[Task statement] Copy out each line of the listing that has the word "from" in it.

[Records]
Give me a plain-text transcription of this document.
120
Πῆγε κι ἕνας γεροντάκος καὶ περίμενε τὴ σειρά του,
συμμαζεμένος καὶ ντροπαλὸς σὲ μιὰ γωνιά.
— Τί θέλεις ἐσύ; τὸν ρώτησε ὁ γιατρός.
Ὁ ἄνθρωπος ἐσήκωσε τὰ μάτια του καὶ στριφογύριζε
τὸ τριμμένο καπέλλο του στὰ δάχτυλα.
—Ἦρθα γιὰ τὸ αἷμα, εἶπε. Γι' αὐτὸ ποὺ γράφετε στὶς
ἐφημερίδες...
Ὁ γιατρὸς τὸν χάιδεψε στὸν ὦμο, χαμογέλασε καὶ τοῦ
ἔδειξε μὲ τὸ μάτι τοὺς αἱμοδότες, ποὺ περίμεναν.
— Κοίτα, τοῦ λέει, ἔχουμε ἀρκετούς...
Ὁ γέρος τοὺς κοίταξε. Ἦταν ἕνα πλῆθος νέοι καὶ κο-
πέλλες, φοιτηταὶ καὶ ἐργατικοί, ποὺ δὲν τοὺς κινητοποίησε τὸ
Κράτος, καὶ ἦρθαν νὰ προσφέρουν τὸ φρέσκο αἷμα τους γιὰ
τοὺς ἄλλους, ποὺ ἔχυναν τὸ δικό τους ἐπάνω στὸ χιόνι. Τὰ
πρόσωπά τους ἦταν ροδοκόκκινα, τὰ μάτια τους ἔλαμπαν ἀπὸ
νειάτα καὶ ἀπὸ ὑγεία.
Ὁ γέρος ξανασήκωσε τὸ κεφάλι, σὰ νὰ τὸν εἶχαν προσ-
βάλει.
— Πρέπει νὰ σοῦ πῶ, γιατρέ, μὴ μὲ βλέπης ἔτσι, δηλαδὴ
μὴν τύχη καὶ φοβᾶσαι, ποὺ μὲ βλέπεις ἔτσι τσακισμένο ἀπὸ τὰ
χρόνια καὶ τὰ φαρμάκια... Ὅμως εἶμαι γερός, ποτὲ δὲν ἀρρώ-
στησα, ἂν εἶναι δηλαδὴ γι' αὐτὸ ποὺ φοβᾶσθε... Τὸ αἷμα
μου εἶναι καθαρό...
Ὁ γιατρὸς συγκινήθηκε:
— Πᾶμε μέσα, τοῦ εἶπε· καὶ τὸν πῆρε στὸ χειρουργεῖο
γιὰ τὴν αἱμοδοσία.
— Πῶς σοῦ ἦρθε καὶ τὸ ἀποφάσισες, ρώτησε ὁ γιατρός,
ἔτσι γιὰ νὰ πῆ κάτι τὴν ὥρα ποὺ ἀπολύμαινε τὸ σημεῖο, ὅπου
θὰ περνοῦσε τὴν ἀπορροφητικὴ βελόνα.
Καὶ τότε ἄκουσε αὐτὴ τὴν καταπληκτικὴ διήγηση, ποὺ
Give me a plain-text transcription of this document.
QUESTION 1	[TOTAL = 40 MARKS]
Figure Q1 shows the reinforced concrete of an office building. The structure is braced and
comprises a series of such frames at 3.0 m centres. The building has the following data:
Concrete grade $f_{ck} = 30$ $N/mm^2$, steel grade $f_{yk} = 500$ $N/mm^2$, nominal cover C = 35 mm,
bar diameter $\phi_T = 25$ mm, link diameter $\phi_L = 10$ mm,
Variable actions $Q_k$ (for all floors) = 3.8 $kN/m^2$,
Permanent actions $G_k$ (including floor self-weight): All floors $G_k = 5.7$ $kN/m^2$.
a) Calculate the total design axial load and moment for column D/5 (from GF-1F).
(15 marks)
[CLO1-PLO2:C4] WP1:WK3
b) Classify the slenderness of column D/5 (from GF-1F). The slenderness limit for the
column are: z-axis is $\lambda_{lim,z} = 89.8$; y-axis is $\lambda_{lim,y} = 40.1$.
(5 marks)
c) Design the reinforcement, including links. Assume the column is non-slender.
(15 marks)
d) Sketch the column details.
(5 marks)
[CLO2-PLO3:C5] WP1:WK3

[Result of this exercise]
a) Calculate the total design axial load and moment for column D/5 (from GF-1F).
b) Classify the slenderness of column D/5 (from GF-1F). The slenderness limit for the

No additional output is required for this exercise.